++++ Working data

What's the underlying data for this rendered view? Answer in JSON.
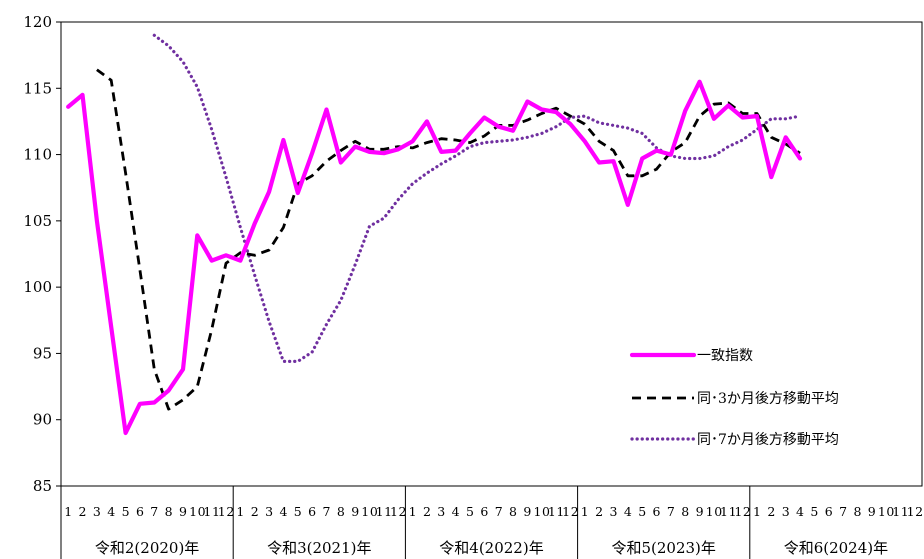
{
  "chart_data": {
    "type": "line",
    "y_ticks": [
      85,
      90,
      95,
      100,
      105,
      110,
      115,
      120
    ],
    "ylim": [
      85,
      120
    ],
    "grid": false,
    "legend_position": "lower-right",
    "month_labels": [
      "1",
      "2",
      "3",
      "4",
      "5",
      "6",
      "7",
      "8",
      "9",
      "10",
      "11",
      "12"
    ],
    "year_groups": [
      {
        "label": "令和2(2020)年",
        "months": 12
      },
      {
        "label": "令和3(2021)年",
        "months": 12
      },
      {
        "label": "令和4(2022)年",
        "months": 12
      },
      {
        "label": "令和5(2023)年",
        "months": 12
      },
      {
        "label": "令和6(2024)年",
        "months": 12
      }
    ],
    "series": [
      {
        "name": "一致指数",
        "color": "#ff00ff",
        "style": "solid",
        "values": [
          113.6,
          114.5,
          105.0,
          97.0,
          89.0,
          91.2,
          91.3,
          92.2,
          93.8,
          103.9,
          102.0,
          102.4,
          102.0,
          104.8,
          107.2,
          111.1,
          107.1,
          110.1,
          113.4,
          109.4,
          110.6,
          110.2,
          110.1,
          110.4,
          111.0,
          112.5,
          110.2,
          110.3,
          111.6,
          112.8,
          112.1,
          111.8,
          114.0,
          113.4,
          113.2,
          112.3,
          111.0,
          109.4,
          109.5,
          106.2,
          109.7,
          110.3,
          110.0,
          113.3,
          115.5,
          112.7,
          113.7,
          112.8,
          112.9,
          108.3,
          111.3,
          109.7
        ]
      },
      {
        "name": "同･3か月後方移動平均",
        "color": "#000000",
        "style": "dashed",
        "values": [
          null,
          null,
          116.4,
          115.6,
          108.6,
          101.3,
          93.8,
          90.8,
          91.5,
          92.5,
          96.8,
          101.8,
          102.6,
          102.4,
          102.8,
          104.5,
          107.8,
          108.4,
          109.5,
          110.3,
          111.0,
          110.4,
          110.4,
          110.6,
          110.5,
          110.9,
          111.2,
          111.1,
          110.9,
          111.4,
          112.2,
          112.2,
          112.6,
          113.1,
          113.5,
          112.9,
          112.3,
          111.0,
          110.3,
          108.4,
          108.4,
          108.9,
          110.2,
          110.9,
          112.9,
          113.8,
          113.9,
          113.1,
          113.1,
          111.3,
          110.8,
          110.1
        ]
      },
      {
        "name": "同･7か月後方移動平均",
        "color": "#7030a0",
        "style": "dotted",
        "values": [
          null,
          null,
          null,
          null,
          null,
          null,
          119.0,
          118.2,
          117.0,
          115.1,
          111.9,
          108.3,
          104.5,
          100.9,
          97.4,
          94.4,
          94.4,
          95.1,
          97.2,
          99.0,
          101.7,
          104.6,
          105.2,
          106.6,
          107.8,
          108.6,
          109.3,
          109.9,
          110.6,
          110.9,
          111.0,
          111.1,
          111.3,
          111.6,
          112.1,
          112.8,
          112.9,
          112.4,
          112.2,
          112.0,
          111.6,
          110.5,
          109.9,
          109.7,
          109.7,
          109.9,
          110.6,
          111.1,
          111.9,
          112.7,
          112.7,
          112.9
        ]
      }
    ]
  }
}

++++++++

* [Written exercise]
Each record above should be copied character for character, with pictures dropped.

* [Exercise result]
What's the underlying data for this rendered view? Answer in JSON.
{
  "chart_data": {
    "type": "line",
    "y_ticks": [
      85,
      90,
      95,
      100,
      105,
      110,
      115,
      120
    ],
    "ylim": [
      85,
      120
    ],
    "grid": false,
    "legend_position": "lower-right",
    "month_labels": [
      "1",
      "2",
      "3",
      "4",
      "5",
      "6",
      "7",
      "8",
      "9",
      "10",
      "11",
      "12"
    ],
    "year_groups": [
      {
        "label": "令和2(2020)年",
        "months": 12
      },
      {
        "label": "令和3(2021)年",
        "months": 12
      },
      {
        "label": "令和4(2022)年",
        "months": 12
      },
      {
        "label": "令和5(2023)年",
        "months": 12
      },
      {
        "label": "令和6(2024)年",
        "months": 12
      }
    ],
    "series": [
      {
        "name": "一致指数",
        "color": "#ff00ff",
        "style": "solid",
        "values": [
          113.6,
          114.5,
          105.0,
          97.0,
          89.0,
          91.2,
          91.3,
          92.2,
          93.8,
          103.9,
          102.0,
          102.4,
          102.0,
          104.8,
          107.2,
          111.1,
          107.1,
          110.1,
          113.4,
          109.4,
          110.6,
          110.2,
          110.1,
          110.4,
          111.0,
          112.5,
          110.2,
          110.3,
          111.6,
          112.8,
          112.1,
          111.8,
          114.0,
          113.4,
          113.2,
          112.3,
          111.0,
          109.4,
          109.5,
          106.2,
          109.7,
          110.3,
          110.0,
          113.3,
          115.5,
          112.7,
          113.7,
          112.8,
          112.9,
          108.3,
          111.3,
          109.7
        ]
      },
      {
        "name": "同･3か月後方移動平均",
        "color": "#000000",
        "style": "dashed",
        "values": [
          null,
          null,
          116.4,
          115.6,
          108.6,
          101.3,
          93.8,
          90.8,
          91.5,
          92.5,
          96.8,
          101.8,
          102.6,
          102.4,
          102.8,
          104.5,
          107.8,
          108.4,
          109.5,
          110.3,
          111.0,
          110.4,
          110.4,
          110.6,
          110.5,
          110.9,
          111.2,
          111.1,
          110.9,
          111.4,
          112.2,
          112.2,
          112.6,
          113.1,
          113.5,
          112.9,
          112.3,
          111.0,
          110.3,
          108.4,
          108.4,
          108.9,
          110.2,
          110.9,
          112.9,
          113.8,
          113.9,
          113.1,
          113.1,
          111.3,
          110.8,
          110.1
        ]
      },
      {
        "name": "同･7か月後方移動平均",
        "color": "#7030a0",
        "style": "dotted",
        "values": [
          null,
          null,
          null,
          null,
          null,
          null,
          119.0,
          118.2,
          117.0,
          115.1,
          111.9,
          108.3,
          104.5,
          100.9,
          97.4,
          94.4,
          94.4,
          95.1,
          97.2,
          99.0,
          101.7,
          104.6,
          105.2,
          106.6,
          107.8,
          108.6,
          109.3,
          109.9,
          110.6,
          110.9,
          111.0,
          111.1,
          111.3,
          111.6,
          112.1,
          112.8,
          112.9,
          112.4,
          112.2,
          112.0,
          111.6,
          110.5,
          109.9,
          109.7,
          109.7,
          109.9,
          110.6,
          111.1,
          111.9,
          112.7,
          112.7,
          112.9
        ]
      }
    ]
  }
}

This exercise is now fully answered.